» **I tuoi compiti**:
(a) Ripeti parola per parola il passo del brano sul corpo di Arialdo che va da "Dopo dieci mesi" a "rocca di Arona.".
(b) Secondo il brano sul corpo di Arialdo, dopo quanto tempo il corpo fu visto galleggiare sull'acqua?

» **Brano proposto**:
——

Dopo dieci mesi dacché v’era stato sommerso, fu veduto il corpo di Arialdo galleggiare sull’acque ed essere poscia dall’impeto delle stesse gettato sulla sponda poco lungi da Angera, ancora intatto, eccetto le membra, ch’erano state già mutilate, e di mirabil candore. Primi a divolgarne l’avvenimento furono alcuni pastori di que’ dintorni, al rumore de’ quali tratti con altri dal vicino castello di Arona anche i servi di Oliva, questi fecero tosto allontanare i curiosi e si diedero a seppellire quel corpo in una fossa vicina
3 e poi di notte lo trasportarono nella rocca di Arona.
Recate a Milano queste notizie, vi destarono ne’ buoni il più vivo desiderio di avere tra le proprie mura quel sacro corpo, e fu spedita per ottenerle una solenne deputazione ad Oliva. Frattanto i servi di questa al vedere quella spoglia mortale di Arialdo ancora intatta e sì bella, temendo non i fedeli lo venerassero qual martire, gli tagliarono tutti e due i piedi, gli levarono tutta la pelle del capo in un coi capelli, gli stracciarono con unghie di ferro tutte le carni e finalmente lo posero ad arrostire in un’ardente fornace, affinché per tal modo si rendesse orribile alla vista di ognuno.

——

» **Righe di dati**:

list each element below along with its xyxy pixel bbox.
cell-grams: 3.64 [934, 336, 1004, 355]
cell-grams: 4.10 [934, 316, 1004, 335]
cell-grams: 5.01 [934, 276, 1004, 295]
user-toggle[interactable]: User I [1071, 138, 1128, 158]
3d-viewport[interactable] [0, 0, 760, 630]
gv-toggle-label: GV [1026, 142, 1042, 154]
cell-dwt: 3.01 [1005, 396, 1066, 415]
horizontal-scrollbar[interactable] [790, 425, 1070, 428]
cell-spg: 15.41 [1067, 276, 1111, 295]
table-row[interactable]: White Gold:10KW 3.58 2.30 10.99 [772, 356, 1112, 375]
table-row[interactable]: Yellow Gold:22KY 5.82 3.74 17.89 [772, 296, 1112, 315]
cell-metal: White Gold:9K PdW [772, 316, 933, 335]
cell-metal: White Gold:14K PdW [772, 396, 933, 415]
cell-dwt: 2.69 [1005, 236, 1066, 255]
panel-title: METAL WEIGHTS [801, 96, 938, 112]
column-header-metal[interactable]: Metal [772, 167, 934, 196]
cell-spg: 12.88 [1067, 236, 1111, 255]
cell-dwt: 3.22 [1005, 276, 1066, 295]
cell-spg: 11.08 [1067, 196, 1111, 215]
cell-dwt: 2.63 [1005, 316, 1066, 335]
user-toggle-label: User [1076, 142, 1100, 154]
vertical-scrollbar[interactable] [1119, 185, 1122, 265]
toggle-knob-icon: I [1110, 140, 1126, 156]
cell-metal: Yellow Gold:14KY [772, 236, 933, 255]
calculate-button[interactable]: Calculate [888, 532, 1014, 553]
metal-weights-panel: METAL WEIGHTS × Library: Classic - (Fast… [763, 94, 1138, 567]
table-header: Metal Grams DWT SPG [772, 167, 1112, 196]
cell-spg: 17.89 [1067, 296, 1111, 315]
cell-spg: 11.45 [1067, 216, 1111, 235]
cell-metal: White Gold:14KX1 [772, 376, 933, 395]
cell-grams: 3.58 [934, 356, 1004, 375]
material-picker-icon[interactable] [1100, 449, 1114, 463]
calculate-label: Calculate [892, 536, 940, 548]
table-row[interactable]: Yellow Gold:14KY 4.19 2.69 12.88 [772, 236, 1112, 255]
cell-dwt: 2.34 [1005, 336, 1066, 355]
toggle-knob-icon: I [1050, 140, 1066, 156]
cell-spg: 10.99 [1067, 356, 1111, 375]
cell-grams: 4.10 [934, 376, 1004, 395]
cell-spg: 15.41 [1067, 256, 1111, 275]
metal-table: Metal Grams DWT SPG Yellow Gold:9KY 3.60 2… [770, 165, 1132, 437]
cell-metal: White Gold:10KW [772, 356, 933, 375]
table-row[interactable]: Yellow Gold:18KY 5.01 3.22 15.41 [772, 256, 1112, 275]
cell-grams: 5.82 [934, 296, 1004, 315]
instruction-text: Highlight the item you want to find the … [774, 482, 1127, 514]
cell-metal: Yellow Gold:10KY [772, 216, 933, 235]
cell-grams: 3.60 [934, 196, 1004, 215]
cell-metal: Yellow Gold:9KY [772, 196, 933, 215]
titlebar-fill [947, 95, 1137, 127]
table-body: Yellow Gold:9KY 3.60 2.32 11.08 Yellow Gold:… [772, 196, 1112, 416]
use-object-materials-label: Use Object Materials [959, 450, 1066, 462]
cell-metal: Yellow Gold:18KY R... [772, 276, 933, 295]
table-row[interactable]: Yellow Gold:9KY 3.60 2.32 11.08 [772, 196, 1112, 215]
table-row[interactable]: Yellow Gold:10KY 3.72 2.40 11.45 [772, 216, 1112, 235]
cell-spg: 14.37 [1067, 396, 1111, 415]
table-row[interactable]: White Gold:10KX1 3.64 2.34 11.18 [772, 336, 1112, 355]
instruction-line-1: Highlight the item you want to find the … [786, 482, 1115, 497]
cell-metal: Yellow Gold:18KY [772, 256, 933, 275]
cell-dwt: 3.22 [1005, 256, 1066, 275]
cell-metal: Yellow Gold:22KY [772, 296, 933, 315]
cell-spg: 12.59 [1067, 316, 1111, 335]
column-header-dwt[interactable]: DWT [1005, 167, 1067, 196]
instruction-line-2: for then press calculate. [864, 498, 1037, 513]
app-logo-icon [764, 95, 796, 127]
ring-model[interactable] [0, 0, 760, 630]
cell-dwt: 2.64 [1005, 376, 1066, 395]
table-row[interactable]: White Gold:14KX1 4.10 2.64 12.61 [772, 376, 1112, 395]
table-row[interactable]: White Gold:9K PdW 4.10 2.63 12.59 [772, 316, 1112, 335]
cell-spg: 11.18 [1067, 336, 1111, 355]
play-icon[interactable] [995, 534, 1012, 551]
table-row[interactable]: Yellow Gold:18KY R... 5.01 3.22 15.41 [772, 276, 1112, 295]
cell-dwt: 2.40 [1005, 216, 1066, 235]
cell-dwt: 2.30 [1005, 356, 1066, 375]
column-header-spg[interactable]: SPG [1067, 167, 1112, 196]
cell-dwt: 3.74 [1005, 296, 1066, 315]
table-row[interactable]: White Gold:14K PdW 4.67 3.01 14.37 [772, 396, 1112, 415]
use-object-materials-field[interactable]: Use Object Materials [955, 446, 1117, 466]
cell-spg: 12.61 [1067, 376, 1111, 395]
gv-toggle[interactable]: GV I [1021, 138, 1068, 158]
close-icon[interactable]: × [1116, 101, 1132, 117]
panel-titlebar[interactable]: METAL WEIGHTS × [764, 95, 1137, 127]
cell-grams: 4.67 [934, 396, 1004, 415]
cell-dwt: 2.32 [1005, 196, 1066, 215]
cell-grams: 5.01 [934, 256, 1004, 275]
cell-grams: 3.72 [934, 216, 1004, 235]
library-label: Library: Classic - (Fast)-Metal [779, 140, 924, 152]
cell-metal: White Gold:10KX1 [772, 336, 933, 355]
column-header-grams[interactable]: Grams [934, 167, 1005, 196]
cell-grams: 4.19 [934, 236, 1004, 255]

——

» **Esercizi risolti**:
(a)
Dopo dieci mesi dacché v’era stato sommerso, fu veduto il corpo di Arialdo galleggiare sull’acque ed essere poscia dall’impeto delle stesse gettato sulla sponda poco lungi da Angera, ancora intatto, eccetto le membra, ch’erano state già mutilate, e di mirabil candore. Primi a divolgarne l’avvenimento furono alcuni pastori di que’ dintorni, al rumore de’ quali tratti con altri dal vicino castello di Arona anche i servi di Oliva, questi fecero tosto allontanare i curiosi e si diedero a seppellire quel corpo in una fossa vicina
3 e poi di notte lo trasportarono nella rocca di Arona.

(b) Dopo dieci mesi da quando vi era stato sommerso.